▸ **EXCERPTED PASSAGE**
* * *
Breakthrough new blood test detects ovarian cancer at over 90% accuracy

[Oct. 14, 2023: Staff Writer, The Brighter Side of News]

This surpasses the efficacy of many other commercially available tests, spotlighting a promising future for ovarian cancer diagnosis. (CREDIT: Creative Commons)

In the constant pursuit of early cancer detection, a groundbreaking study at the USC Norris Comprehensive Cancer Center unveils the potential of a blood test to distinguish between malignant and benign pelvic masses with a remarkable 91% accuracy.

This surpasses the efficacy of many other commercially available tests, spotlighting a promising future for ovarian cancer diagnosis.

The Silent Threat of Ovarian Cancer

High-grade serous ovarian carcinoma (HGSOC) stands as the most prevalent type of ovarian cancer. Alarmingly, it's also the deadliest. A significant factor contributing to its lethality is the absence of effective early-stage screening techniques. Detecting this cancer during its nascent stages significantly improves treatment outcomes.

High-grade serous ovarian carcinoma (HGSOC) is the most common type of ovarian cancer. (CREDIT: USC)

For patients with pelvic masses — abnormal lumps in the lower abdomen — discerning the benign from the malignant prior to surgical intervention is challenging. Biopsies, standard for many cancer diagnoses, aren't typically viable in these cases, leaving physicians grappling with crucial treatment decisions.

However, recent advancements offer hope. Enter the liquid biopsy.

Liquid Biopsy: The Future of Diagnosis?

Preclinical research, as published in Clinical Cancer Research, unveils a revolutionary blood test detecting circulating nucleic acids. This liquid biopsy offers a potential game-changer: it might ascertain the nature of a pelvic mass more accurately than current tests.

OvaPrint™ Feature Discovery using RRBS in HGSOC and normal tissue. Left pie chart shows the number of HGSOC, normal ovarian, and normal fallopian tissues analyzed by RRBS; right pie chart shows the breakdown by stage of all HGSOC samples. (CREDIT: Clinical Cancer Research)

“Early detection saves lives,” asserts Salhia. “Accurate identification of early-stage ovarian cancer can drastically alter disease outcomes and significantly boost survival rates.”

Inside OvaPrintTM: A Focused Approach

OvaPrintTM, at its core, employs a cell-free DNA methylation liquid biopsy technique. This emerging method seeks out circulating DNA in the bloodstream, specifically targeting DNA exhibiting methylation at particular nucleic acids. DNA methylation, a complex cellular process, can modify gene expression and, crucially, serve as a disease biomarker.

HGSOC DNA methylation profiles more closely resemble fallopian tube tissue rather than ovarian tissue UMAPs representing genome-wide methylation profiles of HGSOC and normal fallopian and ovarian tissues. The UMAPs are generated from genome wide methylation profiles of each sample at 2,231,688 CpGs. UMAPs are colored by sample type (A) and tumor stage (B). (CREDIT: Clinical Cancer Research)

Current ovarian cancer tests frequently fall short in early-stage detection. OvaPrintTM, by contrast, is engineered to spot HGSOC in its early stages, where treatments can be most effective.
* * *
▸ **EXERCISE SET**
- A) In the article on the ovarian cancer blood test, what accuracy did the test reach in telling malignant from benign pelvic masses?
- B) Please reproduce the ovarian cancer article starting with "[Oct. 14, 2023: Staff" and going on through "remarkable 91% accuracy.", swapping "pelvic masses" for "abdominal masses".
* * *
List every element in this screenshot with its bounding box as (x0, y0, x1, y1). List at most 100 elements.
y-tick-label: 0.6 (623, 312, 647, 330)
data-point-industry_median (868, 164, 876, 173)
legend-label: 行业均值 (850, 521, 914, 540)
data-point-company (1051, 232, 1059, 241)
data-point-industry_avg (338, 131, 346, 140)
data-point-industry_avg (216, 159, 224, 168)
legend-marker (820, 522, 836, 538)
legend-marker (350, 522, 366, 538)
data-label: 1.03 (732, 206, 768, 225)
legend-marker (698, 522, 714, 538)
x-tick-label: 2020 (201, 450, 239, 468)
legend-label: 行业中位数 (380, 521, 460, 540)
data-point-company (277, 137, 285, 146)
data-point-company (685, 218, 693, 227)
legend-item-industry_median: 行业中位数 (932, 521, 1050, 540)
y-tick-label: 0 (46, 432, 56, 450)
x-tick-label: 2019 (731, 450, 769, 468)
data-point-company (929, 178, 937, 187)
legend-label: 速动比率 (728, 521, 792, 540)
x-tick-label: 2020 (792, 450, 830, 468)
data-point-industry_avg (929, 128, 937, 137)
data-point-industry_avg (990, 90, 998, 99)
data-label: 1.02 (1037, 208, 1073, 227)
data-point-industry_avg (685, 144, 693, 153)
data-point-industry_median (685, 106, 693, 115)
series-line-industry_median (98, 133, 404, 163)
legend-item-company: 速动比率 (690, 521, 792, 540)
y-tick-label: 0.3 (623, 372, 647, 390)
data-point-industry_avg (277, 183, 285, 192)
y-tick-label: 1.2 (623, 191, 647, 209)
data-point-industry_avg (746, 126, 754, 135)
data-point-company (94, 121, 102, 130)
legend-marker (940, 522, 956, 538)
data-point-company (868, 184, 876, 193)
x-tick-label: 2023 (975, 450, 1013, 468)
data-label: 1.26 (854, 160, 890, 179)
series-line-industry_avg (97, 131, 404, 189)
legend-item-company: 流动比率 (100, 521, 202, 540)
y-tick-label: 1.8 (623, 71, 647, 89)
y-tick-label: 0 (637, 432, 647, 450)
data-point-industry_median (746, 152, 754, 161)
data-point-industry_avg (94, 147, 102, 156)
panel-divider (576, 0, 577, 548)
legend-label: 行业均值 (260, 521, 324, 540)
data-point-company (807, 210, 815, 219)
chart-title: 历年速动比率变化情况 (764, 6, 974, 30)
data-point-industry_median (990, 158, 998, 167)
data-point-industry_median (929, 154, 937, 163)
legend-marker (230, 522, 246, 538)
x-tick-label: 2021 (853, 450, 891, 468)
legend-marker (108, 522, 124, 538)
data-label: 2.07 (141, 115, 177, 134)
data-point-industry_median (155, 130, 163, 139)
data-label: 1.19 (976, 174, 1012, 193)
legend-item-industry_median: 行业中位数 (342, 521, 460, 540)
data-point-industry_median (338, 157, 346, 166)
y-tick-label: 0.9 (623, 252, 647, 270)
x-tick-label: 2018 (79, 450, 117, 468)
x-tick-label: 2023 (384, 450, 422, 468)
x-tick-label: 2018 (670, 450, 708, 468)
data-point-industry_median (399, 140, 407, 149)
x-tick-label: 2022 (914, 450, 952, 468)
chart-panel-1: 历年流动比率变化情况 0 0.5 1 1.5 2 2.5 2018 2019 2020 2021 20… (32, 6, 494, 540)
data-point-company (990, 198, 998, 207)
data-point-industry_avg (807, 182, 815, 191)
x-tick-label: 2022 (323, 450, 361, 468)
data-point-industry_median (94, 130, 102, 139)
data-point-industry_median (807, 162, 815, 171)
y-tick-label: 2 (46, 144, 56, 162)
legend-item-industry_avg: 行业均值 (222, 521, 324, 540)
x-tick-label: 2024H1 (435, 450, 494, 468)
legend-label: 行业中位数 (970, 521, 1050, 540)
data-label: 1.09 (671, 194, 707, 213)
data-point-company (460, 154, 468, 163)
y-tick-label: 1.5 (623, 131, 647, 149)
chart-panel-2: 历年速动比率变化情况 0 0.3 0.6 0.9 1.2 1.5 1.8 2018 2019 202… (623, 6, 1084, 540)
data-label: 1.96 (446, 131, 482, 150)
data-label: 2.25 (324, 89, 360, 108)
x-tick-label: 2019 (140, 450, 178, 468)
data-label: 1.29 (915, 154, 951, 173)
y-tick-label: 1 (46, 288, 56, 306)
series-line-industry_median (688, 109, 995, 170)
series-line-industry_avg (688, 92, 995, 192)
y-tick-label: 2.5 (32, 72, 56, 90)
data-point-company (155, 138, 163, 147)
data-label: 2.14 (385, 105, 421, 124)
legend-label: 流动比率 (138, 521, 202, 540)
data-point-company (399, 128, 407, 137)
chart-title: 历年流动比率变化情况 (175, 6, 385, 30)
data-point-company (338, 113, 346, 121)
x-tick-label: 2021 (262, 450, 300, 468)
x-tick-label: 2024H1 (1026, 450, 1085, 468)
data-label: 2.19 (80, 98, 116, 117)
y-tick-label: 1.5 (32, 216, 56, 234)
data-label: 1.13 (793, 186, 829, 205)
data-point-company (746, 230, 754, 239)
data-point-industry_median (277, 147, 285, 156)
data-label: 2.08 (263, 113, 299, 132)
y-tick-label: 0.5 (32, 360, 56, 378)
* * *
▸ **RESPONSES BY ITEM NUMBER**
- A) 91%

- B)
[Oct. 14, 2023: Staff Writer, The Brighter Side of News]

This surpasses the efficacy of many other commercially available tests, spotlighting a promising future for ovarian cancer diagnosis. (CREDIT: Creative Commons)

In the constant pursuit of early cancer detection, a groundbreaking study at the USC Norris Comprehensive Cancer Center unveils the potential of a blood test to distinguish between malignant and benign abdominal masses with a remarkable 91% accuracy.